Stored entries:
══════════════════════════════
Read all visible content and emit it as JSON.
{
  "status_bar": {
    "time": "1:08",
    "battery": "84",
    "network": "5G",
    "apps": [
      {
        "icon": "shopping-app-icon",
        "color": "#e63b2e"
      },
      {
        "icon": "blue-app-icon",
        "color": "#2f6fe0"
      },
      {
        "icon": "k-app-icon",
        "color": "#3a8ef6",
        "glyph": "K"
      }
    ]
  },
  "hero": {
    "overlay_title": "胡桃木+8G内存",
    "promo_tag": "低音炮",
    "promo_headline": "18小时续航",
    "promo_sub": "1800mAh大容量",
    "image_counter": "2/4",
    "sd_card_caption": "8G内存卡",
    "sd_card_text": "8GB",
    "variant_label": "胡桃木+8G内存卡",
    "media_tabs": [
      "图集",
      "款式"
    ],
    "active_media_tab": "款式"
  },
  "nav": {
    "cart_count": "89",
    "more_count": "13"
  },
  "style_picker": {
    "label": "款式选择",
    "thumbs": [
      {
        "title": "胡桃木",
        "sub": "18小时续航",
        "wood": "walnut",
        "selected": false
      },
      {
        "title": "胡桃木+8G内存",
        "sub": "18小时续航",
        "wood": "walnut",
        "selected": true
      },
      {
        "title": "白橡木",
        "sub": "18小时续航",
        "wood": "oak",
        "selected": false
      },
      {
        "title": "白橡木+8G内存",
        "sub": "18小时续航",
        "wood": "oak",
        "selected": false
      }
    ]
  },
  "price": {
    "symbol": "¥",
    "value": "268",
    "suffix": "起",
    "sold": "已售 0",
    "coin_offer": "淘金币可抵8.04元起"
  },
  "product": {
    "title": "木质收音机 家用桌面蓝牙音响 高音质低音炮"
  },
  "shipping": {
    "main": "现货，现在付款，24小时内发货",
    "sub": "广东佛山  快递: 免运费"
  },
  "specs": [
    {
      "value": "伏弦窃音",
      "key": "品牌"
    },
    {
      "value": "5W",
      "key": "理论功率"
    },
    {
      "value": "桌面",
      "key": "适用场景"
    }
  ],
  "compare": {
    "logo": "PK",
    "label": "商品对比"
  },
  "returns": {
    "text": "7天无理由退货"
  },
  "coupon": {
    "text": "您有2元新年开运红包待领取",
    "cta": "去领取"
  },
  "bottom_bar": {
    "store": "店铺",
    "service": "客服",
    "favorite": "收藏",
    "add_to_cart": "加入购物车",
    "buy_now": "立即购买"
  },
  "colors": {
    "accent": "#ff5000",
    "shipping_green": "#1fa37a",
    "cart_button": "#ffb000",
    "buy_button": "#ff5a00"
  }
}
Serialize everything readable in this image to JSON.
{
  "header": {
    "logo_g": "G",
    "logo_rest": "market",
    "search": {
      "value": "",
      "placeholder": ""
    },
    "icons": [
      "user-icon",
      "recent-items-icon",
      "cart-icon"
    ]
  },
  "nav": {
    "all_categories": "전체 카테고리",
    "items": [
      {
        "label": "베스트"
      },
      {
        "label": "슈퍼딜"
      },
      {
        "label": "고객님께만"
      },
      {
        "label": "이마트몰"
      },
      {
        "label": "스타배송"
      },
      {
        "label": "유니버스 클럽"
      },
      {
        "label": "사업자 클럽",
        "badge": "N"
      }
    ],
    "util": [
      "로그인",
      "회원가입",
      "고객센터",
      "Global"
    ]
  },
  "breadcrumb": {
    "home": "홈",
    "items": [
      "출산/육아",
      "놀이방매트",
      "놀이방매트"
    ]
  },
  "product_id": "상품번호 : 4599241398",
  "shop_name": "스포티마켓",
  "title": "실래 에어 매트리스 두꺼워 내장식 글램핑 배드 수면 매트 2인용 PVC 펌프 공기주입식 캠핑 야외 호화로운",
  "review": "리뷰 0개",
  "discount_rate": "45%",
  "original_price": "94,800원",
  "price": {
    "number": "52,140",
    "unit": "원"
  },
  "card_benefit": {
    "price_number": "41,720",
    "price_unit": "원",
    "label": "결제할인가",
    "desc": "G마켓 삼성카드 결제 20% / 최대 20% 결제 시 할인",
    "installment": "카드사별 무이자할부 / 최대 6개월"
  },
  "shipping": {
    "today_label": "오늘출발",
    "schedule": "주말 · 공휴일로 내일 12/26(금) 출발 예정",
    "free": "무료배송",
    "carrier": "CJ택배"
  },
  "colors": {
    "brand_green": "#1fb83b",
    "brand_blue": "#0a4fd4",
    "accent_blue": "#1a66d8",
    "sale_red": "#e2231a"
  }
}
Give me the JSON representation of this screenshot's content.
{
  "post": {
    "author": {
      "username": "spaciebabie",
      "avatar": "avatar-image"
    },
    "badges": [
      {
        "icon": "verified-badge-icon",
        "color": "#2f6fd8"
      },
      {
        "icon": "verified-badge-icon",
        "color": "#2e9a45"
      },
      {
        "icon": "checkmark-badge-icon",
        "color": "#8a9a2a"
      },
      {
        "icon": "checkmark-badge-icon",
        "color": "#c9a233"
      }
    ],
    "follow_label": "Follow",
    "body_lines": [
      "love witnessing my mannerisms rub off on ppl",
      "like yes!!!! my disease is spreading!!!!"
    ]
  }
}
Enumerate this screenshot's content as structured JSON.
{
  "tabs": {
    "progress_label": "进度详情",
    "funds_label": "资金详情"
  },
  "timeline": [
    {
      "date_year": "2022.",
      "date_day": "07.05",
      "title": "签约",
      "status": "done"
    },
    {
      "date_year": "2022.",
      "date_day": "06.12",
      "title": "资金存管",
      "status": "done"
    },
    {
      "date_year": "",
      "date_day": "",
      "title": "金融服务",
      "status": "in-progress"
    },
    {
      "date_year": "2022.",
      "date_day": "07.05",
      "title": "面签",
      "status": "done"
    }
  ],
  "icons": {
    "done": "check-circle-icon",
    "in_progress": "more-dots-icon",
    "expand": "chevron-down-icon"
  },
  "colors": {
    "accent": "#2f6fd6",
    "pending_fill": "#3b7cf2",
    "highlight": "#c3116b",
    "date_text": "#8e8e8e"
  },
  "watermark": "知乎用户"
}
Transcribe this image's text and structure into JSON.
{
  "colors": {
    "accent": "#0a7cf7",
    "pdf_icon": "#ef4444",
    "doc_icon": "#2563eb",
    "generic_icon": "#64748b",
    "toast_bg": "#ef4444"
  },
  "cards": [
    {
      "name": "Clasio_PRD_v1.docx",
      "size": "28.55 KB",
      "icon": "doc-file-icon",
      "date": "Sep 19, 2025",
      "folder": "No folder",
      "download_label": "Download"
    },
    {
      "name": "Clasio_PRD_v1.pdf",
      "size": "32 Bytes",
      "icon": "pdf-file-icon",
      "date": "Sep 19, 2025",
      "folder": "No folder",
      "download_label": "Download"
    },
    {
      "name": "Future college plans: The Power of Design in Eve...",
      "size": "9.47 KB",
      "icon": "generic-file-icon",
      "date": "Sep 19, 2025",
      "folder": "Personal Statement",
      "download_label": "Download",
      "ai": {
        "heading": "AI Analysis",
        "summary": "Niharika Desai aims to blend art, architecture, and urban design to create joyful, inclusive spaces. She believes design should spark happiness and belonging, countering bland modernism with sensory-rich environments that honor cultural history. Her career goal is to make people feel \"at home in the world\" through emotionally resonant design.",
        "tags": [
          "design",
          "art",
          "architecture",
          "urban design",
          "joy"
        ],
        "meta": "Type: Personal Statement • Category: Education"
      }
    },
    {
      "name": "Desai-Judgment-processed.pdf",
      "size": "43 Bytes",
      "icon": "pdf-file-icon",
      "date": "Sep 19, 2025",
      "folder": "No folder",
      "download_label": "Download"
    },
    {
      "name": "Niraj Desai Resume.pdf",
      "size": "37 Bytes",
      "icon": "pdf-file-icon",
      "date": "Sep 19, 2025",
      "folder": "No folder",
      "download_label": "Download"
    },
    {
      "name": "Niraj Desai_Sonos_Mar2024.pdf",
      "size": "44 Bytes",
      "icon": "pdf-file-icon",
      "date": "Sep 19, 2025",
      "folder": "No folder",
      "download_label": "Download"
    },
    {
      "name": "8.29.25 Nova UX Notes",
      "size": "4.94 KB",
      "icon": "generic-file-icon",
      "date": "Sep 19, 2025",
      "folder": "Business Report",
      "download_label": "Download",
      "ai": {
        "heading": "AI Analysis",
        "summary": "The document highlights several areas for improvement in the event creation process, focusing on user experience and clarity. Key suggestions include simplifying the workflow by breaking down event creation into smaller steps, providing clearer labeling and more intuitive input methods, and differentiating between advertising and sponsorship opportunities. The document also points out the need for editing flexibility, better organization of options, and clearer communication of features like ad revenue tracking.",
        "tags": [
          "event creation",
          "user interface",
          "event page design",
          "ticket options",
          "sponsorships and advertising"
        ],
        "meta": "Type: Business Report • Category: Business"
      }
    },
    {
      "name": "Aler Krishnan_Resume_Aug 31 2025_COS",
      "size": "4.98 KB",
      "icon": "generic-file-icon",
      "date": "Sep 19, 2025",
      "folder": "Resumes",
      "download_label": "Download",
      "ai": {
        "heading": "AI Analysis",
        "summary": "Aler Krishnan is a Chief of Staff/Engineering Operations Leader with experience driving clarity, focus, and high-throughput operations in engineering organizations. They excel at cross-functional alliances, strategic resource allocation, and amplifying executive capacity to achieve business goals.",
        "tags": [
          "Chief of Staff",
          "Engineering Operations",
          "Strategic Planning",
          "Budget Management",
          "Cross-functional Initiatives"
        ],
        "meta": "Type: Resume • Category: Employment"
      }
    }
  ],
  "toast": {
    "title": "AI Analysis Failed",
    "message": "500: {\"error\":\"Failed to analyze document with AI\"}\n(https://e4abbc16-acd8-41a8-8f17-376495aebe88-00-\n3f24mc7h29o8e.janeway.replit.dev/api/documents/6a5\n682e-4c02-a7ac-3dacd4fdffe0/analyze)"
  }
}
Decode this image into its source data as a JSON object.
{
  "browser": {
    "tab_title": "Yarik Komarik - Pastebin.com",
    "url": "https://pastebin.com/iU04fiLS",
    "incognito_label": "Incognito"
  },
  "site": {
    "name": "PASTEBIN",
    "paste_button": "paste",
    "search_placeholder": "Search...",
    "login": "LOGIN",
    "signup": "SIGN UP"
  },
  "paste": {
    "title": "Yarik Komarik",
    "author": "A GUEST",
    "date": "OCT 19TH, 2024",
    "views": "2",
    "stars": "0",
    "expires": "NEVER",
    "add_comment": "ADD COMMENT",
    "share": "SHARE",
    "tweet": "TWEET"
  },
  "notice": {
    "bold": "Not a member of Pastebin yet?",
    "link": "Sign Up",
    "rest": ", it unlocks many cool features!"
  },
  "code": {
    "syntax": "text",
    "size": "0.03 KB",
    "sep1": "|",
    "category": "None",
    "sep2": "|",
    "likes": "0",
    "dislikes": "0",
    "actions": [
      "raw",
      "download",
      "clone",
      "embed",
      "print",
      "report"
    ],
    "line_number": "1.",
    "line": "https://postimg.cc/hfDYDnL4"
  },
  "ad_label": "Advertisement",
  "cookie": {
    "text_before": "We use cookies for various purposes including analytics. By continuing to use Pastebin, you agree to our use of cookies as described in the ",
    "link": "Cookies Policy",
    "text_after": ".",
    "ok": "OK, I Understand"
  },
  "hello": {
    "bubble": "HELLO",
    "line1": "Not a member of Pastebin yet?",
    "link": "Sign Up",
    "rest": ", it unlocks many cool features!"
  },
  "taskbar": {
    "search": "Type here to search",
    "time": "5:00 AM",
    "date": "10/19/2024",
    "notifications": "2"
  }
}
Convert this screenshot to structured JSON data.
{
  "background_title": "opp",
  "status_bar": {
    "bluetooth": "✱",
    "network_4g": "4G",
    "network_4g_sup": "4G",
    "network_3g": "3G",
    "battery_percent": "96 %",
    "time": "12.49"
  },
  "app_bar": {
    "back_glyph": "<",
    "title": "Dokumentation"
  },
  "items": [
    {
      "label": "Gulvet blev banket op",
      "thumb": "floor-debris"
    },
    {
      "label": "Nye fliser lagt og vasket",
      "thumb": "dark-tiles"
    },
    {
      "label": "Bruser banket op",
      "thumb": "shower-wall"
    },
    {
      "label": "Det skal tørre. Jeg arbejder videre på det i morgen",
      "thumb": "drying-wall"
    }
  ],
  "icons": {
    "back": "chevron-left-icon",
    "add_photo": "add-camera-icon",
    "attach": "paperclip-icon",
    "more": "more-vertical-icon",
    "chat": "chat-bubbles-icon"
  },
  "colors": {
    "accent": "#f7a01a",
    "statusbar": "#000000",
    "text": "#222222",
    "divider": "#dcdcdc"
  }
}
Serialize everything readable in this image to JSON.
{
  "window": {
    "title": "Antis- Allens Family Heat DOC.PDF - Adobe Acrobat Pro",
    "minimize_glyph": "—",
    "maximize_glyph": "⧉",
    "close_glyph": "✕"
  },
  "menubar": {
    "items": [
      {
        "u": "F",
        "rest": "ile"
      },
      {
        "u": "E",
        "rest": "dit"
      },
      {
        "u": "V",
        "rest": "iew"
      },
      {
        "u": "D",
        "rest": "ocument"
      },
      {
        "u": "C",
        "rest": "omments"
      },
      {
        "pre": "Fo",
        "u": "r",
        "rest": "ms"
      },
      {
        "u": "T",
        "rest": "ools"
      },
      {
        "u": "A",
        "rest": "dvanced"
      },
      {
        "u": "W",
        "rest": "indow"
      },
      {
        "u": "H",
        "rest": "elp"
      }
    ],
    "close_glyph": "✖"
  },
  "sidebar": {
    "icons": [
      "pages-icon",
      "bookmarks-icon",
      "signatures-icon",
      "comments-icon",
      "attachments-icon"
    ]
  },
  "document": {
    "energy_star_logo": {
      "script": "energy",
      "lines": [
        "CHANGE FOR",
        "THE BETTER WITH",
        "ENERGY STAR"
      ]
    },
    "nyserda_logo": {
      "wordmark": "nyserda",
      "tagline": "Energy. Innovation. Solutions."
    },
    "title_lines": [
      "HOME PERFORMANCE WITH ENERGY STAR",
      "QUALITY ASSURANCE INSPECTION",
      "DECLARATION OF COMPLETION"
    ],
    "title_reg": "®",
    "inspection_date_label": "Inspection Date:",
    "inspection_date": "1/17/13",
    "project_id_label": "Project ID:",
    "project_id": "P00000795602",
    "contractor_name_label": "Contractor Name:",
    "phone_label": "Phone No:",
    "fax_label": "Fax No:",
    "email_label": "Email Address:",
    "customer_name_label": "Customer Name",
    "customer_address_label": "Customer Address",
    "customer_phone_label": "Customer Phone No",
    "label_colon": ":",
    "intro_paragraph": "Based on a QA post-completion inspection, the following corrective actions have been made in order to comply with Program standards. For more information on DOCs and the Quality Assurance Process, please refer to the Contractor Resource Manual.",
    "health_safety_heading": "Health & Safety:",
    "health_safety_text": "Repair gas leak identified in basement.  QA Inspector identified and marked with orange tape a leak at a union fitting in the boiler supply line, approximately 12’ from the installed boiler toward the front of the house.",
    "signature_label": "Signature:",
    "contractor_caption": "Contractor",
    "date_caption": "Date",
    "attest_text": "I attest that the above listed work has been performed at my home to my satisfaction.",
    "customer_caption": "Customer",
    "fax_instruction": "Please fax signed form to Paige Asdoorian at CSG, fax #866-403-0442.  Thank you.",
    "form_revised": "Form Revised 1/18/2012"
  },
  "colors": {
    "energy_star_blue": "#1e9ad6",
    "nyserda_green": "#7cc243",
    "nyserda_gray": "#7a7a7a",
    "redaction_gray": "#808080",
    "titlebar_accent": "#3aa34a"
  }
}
══════════════════════════════
Task to complete: Look through the data and show every line containing "value".

Exercise answer:
    "value": "268",
      "value": "伏弦窃音",
      "value": "5W",
      "value": "桌面",
      "value": "",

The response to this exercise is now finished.